::: TASK INPUT :::

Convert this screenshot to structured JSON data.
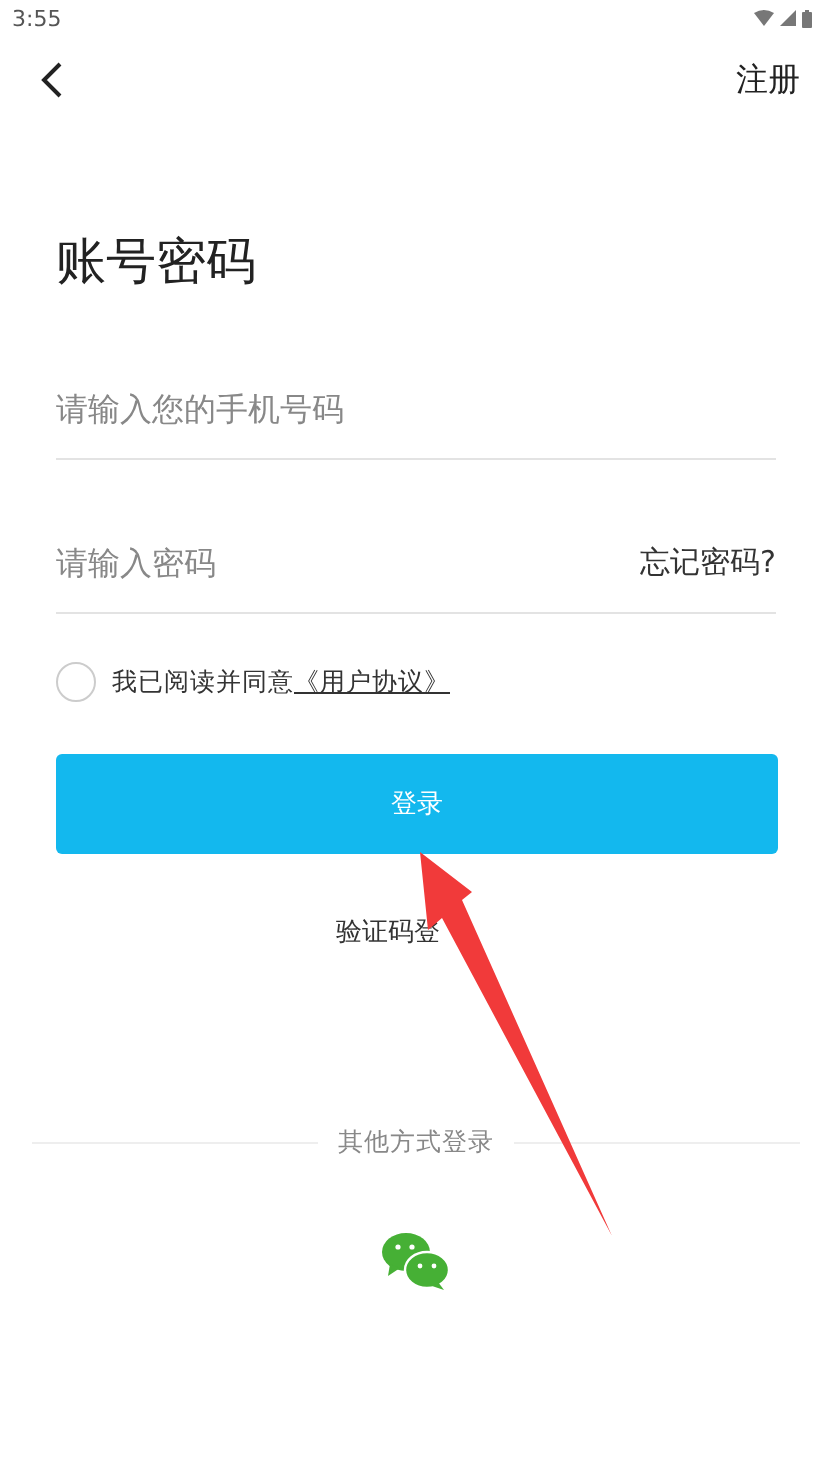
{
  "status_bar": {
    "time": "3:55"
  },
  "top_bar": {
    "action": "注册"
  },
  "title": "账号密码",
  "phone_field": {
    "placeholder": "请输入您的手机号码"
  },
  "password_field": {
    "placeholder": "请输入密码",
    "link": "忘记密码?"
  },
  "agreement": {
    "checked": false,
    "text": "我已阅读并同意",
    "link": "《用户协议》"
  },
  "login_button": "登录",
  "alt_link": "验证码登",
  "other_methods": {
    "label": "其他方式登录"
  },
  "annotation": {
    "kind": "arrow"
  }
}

:::
::: TASK INPUT :::

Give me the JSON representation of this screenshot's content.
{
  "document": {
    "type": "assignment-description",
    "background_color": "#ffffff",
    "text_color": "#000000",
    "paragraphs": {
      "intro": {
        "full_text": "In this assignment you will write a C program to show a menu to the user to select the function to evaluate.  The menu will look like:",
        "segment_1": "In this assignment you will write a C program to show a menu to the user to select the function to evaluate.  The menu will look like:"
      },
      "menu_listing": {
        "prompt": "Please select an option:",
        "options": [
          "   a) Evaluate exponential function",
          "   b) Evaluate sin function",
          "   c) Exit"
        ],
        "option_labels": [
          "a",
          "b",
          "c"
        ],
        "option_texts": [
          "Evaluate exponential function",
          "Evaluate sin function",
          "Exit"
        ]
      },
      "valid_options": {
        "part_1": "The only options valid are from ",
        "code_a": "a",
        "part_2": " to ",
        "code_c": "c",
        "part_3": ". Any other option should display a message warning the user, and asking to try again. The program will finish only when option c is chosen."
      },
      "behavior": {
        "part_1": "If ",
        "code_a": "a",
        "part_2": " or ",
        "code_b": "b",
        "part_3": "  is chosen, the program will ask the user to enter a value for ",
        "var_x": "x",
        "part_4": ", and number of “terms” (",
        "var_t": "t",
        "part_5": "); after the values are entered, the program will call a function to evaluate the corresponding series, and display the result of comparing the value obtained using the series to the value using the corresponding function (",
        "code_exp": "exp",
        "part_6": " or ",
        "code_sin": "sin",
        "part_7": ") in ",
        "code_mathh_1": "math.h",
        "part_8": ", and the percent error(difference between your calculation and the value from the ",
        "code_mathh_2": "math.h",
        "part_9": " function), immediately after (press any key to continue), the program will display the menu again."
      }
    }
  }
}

:::

*DIRECTIONS FOR THIS TASK*.
Pull out each line holding the string "only".

*EXPECTED ANSWER*.
        "part_1": "The only options valid are from ",
        "part_3": ". Any other option should display a message warning the user, and asking to try again. The program will finish only when option c is chosen."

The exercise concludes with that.